# TASK INPUTS start

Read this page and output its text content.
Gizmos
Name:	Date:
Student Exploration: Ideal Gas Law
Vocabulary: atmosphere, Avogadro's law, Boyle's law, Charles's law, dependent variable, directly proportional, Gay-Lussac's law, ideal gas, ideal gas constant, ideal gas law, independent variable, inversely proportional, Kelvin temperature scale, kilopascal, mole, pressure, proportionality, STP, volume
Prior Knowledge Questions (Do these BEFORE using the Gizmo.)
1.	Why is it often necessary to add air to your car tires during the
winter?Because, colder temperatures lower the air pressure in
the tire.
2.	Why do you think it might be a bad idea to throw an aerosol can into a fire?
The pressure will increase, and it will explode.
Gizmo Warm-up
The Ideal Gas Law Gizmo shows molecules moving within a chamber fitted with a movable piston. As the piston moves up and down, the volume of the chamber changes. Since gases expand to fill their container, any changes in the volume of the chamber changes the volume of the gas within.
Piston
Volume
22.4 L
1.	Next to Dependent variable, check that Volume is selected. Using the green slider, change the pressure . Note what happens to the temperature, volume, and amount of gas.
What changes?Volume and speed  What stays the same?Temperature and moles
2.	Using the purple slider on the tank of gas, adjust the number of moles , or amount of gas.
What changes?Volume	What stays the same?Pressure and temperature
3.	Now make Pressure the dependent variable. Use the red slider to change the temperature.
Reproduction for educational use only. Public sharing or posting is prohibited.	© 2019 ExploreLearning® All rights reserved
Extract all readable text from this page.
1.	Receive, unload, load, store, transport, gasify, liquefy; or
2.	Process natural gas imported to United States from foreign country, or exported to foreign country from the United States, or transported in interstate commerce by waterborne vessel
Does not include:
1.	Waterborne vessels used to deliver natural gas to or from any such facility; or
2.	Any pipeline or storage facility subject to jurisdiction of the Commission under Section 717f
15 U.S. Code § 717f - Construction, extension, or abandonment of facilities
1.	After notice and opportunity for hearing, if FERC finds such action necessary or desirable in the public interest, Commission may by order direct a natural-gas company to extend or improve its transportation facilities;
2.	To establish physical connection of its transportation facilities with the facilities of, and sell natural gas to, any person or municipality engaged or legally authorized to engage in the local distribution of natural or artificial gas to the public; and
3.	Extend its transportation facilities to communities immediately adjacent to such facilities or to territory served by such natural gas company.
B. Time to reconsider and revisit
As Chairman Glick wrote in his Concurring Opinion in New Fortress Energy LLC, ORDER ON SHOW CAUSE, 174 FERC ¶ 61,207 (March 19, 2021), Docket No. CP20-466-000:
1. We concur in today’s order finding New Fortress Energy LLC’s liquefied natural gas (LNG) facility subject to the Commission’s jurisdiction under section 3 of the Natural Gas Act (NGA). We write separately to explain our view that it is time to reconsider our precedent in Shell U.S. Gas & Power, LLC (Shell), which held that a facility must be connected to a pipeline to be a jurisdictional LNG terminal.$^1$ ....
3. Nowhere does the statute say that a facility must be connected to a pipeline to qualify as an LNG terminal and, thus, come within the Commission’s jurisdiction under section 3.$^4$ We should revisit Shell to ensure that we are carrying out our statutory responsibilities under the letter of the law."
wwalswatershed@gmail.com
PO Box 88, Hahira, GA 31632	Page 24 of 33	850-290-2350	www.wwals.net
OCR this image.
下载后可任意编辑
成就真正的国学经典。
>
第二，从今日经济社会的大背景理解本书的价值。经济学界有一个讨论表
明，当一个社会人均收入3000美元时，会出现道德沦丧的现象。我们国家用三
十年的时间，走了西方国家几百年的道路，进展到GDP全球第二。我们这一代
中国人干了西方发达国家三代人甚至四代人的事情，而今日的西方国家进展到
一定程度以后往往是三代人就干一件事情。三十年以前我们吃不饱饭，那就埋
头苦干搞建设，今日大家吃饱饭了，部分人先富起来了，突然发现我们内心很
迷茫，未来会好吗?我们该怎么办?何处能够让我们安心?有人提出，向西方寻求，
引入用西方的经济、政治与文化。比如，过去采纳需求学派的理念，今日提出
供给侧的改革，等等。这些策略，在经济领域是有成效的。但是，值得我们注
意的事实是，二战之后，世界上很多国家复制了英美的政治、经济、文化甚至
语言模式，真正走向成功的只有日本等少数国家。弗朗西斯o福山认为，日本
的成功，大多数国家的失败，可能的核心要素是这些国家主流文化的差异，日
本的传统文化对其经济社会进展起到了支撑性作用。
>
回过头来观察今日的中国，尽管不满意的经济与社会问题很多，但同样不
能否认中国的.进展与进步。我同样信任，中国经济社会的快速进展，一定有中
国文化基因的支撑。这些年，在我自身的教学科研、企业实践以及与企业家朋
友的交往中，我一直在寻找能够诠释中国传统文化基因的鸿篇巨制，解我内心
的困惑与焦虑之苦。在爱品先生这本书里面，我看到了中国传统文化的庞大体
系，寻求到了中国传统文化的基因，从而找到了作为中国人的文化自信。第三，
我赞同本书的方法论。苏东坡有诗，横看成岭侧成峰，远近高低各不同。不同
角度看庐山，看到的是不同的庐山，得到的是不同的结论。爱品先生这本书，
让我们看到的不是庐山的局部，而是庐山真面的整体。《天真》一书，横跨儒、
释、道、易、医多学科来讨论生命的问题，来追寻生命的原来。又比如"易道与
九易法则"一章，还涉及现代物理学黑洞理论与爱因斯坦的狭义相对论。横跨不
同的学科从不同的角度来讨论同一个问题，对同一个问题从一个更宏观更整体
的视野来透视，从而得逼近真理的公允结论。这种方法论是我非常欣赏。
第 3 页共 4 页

# TASK INPUTS end

DIRECTIONS FOR THIS TASK:
Show the lines of the data that hold the word "moles".

WRITTEN REPLY:
What changes?Volume and speed  What stays the same?Temperature and moles
2.	Using the purple slider on the tank of gas, adjust the number of moles , or amount of gas.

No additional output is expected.